* SET TASK:
Find every line with the word "anzufordern". Copy those lines.

Saved data entries:
%%
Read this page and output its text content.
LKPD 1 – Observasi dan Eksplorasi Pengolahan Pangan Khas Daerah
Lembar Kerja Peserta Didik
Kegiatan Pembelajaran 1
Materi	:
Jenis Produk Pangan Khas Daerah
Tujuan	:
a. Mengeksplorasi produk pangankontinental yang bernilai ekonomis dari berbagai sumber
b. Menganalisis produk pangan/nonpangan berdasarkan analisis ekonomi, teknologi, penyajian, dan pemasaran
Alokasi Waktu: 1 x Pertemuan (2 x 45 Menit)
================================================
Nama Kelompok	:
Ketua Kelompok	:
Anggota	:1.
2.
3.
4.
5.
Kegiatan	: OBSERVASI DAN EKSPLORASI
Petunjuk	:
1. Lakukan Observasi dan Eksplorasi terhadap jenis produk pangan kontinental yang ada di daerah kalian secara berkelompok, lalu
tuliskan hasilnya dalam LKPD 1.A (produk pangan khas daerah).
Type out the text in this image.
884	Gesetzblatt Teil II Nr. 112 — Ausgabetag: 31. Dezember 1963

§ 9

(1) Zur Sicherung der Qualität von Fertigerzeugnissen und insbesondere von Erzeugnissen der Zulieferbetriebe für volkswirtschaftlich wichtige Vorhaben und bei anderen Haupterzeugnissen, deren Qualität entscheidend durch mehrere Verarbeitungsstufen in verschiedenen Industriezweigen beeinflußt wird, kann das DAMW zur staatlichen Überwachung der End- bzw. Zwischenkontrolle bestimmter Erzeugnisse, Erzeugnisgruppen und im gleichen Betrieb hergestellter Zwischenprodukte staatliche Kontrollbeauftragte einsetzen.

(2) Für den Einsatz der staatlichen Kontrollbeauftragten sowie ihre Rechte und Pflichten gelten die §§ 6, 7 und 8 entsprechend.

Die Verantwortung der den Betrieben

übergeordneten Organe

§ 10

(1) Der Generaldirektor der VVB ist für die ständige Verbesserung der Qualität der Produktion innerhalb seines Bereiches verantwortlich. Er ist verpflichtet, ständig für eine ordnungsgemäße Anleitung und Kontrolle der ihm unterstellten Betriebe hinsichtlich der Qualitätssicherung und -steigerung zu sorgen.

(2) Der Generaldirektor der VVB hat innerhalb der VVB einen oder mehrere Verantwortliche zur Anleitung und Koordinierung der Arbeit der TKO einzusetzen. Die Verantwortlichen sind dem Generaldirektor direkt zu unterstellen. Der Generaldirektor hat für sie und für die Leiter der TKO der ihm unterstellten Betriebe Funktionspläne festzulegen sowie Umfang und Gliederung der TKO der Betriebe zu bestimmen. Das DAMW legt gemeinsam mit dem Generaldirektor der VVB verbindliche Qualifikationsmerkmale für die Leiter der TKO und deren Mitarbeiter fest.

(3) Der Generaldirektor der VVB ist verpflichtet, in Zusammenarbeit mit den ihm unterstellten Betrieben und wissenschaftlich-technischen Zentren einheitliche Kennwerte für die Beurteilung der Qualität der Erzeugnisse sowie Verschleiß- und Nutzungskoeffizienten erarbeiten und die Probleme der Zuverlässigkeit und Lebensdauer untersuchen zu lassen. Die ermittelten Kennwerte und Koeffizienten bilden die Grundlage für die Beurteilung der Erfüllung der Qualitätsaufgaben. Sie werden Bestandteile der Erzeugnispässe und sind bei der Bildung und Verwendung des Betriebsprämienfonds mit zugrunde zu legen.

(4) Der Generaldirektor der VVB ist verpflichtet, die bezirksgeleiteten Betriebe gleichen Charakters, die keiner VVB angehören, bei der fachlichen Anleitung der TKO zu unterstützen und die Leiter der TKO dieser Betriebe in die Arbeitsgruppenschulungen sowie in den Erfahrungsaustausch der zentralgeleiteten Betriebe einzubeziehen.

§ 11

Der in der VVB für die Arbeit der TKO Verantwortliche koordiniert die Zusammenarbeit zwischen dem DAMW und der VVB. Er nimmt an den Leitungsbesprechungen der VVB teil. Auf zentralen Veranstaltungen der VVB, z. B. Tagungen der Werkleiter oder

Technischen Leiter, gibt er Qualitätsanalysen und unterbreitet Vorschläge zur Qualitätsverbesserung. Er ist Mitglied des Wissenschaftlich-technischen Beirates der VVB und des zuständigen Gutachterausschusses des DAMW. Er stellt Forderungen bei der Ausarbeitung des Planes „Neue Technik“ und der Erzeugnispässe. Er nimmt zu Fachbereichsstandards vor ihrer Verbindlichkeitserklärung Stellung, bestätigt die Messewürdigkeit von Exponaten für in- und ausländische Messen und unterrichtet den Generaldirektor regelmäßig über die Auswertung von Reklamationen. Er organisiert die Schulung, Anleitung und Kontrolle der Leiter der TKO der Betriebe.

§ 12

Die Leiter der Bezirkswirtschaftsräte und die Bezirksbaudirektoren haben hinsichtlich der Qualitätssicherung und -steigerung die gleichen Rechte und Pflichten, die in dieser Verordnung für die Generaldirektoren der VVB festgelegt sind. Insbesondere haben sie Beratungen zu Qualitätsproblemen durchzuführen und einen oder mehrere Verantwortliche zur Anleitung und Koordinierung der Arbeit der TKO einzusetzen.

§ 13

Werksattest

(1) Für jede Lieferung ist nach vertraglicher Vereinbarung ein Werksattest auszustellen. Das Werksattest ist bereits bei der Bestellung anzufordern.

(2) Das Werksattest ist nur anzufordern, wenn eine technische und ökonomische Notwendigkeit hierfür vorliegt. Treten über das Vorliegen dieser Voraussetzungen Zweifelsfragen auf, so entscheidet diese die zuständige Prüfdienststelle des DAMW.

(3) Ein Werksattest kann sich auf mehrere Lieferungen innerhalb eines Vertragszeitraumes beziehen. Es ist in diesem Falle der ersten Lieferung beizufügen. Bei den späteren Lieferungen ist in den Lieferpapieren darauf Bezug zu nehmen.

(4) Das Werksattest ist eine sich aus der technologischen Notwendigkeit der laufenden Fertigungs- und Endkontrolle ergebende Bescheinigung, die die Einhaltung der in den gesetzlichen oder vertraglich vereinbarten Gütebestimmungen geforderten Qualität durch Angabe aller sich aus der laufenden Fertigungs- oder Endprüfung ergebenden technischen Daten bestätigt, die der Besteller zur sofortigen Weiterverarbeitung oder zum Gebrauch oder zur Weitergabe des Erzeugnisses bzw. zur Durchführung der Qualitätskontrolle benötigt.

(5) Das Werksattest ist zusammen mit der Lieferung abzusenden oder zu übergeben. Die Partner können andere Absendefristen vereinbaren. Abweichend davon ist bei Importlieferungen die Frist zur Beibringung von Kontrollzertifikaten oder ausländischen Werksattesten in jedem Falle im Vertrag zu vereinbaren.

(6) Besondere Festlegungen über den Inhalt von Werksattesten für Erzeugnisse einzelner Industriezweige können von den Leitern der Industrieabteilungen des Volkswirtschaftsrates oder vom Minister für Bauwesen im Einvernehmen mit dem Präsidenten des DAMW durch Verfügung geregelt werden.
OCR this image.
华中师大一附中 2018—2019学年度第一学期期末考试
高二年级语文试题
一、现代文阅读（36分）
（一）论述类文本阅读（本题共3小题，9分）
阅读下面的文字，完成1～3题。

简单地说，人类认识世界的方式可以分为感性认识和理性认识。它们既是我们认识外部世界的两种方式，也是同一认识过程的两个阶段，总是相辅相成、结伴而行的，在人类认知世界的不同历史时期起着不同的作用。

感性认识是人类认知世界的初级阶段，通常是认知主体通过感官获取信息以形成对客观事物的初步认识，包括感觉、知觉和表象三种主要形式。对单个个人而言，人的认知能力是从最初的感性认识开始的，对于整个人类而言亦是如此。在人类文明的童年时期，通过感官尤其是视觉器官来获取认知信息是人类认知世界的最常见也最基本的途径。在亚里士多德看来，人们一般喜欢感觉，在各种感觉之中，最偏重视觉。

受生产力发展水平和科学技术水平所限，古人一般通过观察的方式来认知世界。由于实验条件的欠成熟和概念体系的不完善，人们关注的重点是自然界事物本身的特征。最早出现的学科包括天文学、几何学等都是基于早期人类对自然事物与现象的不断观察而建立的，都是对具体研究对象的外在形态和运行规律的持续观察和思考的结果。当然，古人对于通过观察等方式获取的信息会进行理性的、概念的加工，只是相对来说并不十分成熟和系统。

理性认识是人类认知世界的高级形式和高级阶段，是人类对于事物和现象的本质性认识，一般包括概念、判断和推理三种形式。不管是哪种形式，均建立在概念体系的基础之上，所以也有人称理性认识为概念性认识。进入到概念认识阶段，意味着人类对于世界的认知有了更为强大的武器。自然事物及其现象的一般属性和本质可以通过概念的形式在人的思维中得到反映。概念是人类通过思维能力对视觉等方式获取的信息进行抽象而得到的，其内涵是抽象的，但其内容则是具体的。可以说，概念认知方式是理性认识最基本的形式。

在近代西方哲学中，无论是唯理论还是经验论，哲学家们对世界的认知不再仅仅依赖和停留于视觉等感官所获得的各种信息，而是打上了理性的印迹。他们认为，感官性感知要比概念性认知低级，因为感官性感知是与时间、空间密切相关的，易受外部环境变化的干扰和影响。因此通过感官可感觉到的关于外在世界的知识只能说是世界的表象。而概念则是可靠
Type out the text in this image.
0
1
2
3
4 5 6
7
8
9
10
%%
* RESPONSE TO THE EXERCISE:
(1) Für jede Lieferung ist nach vertraglicher Vereinbarung ein Werksattest auszustellen. Das Werksattest ist bereits bei der Bestellung anzufordern.
(2) Das Werksattest ist nur anzufordern, wenn eine technische und ökonomische Notwendigkeit hierfür vorliegt. Treten über das Vorliegen dieser Voraussetzungen Zweifelsfragen auf, so entscheidet diese die zuständige Prüfdienststelle des DAMW.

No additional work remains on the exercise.